INSTRUCTION. Output all the data exactly. Pictures do not belong in the copy.

Structured figure records
____________
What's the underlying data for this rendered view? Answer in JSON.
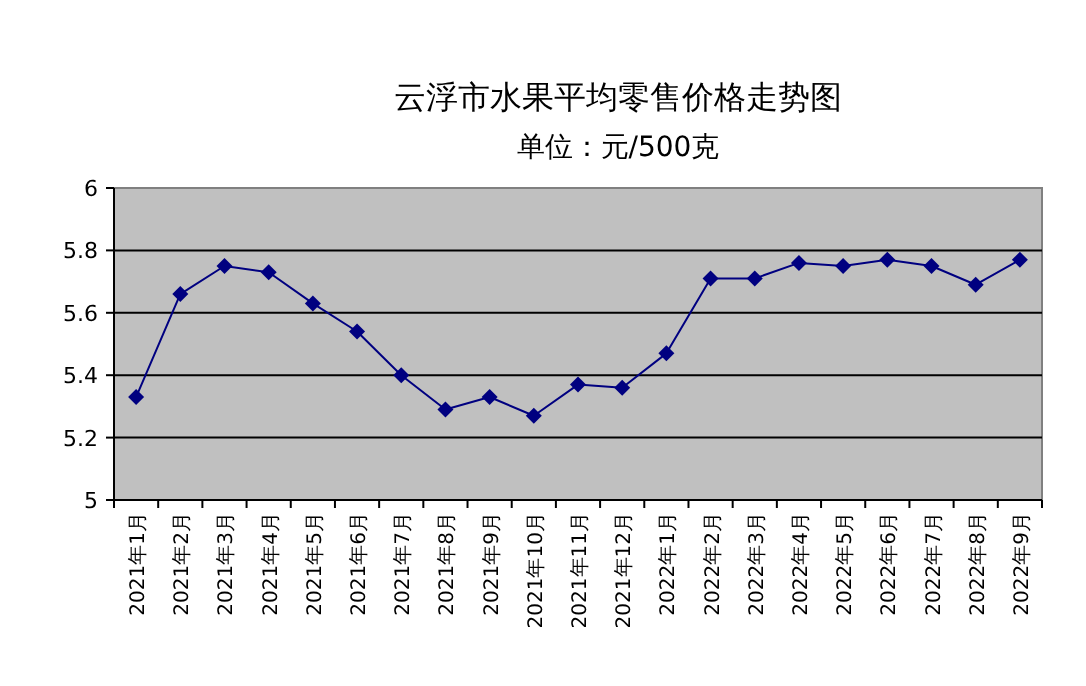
{
  "chart_data": {
    "type": "line",
    "title": "云浮市水果平均零售价格走势图",
    "subtitle": "单位：元/500克",
    "categories": [
      "2021年1月",
      "2021年2月",
      "2021年3月",
      "2021年4月",
      "2021年5月",
      "2021年6月",
      "2021年7月",
      "2021年8月",
      "2021年9月",
      "2021年10月",
      "2021年11月",
      "2021年12月",
      "2022年1月",
      "2022年2月",
      "2022年3月",
      "2022年4月",
      "2022年5月",
      "2022年6月",
      "2022年7月",
      "2022年8月",
      "2022年9月"
    ],
    "series": [
      {
        "color": "#000080",
        "values": [
          5.33,
          5.66,
          5.75,
          5.73,
          5.63,
          5.54,
          5.4,
          5.29,
          5.33,
          5.27,
          5.37,
          5.36,
          5.47,
          5.71,
          5.71,
          5.76,
          5.75,
          5.77,
          5.75,
          5.69,
          5.77
        ]
      }
    ],
    "ylim": [
      5,
      6
    ],
    "yticks": [
      5,
      5.2,
      5.4,
      5.6,
      5.8,
      6
    ],
    "grid": "y",
    "marker": "diamond",
    "line_style": "solid"
  }
}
____________
ANSWER FOR THE TASK.
What's the underlying data for this rendered view? Answer in JSON.
{
  "chart_data": {
    "type": "line",
    "title": "云浮市水果平均零售价格走势图",
    "subtitle": "单位：元/500克",
    "categories": [
      "2021年1月",
      "2021年2月",
      "2021年3月",
      "2021年4月",
      "2021年5月",
      "2021年6月",
      "2021年7月",
      "2021年8月",
      "2021年9月",
      "2021年10月",
      "2021年11月",
      "2021年12月",
      "2022年1月",
      "2022年2月",
      "2022年3月",
      "2022年4月",
      "2022年5月",
      "2022年6月",
      "2022年7月",
      "2022年8月",
      "2022年9月"
    ],
    "series": [
      {
        "color": "#000080",
        "values": [
          5.33,
          5.66,
          5.75,
          5.73,
          5.63,
          5.54,
          5.4,
          5.29,
          5.33,
          5.27,
          5.37,
          5.36,
          5.47,
          5.71,
          5.71,
          5.76,
          5.75,
          5.77,
          5.75,
          5.69,
          5.77
        ]
      }
    ],
    "ylim": [
      5,
      6
    ],
    "yticks": [
      5,
      5.2,
      5.4,
      5.6,
      5.8,
      6
    ],
    "grid": "y",
    "marker": "diamond",
    "line_style": "solid"
  }
}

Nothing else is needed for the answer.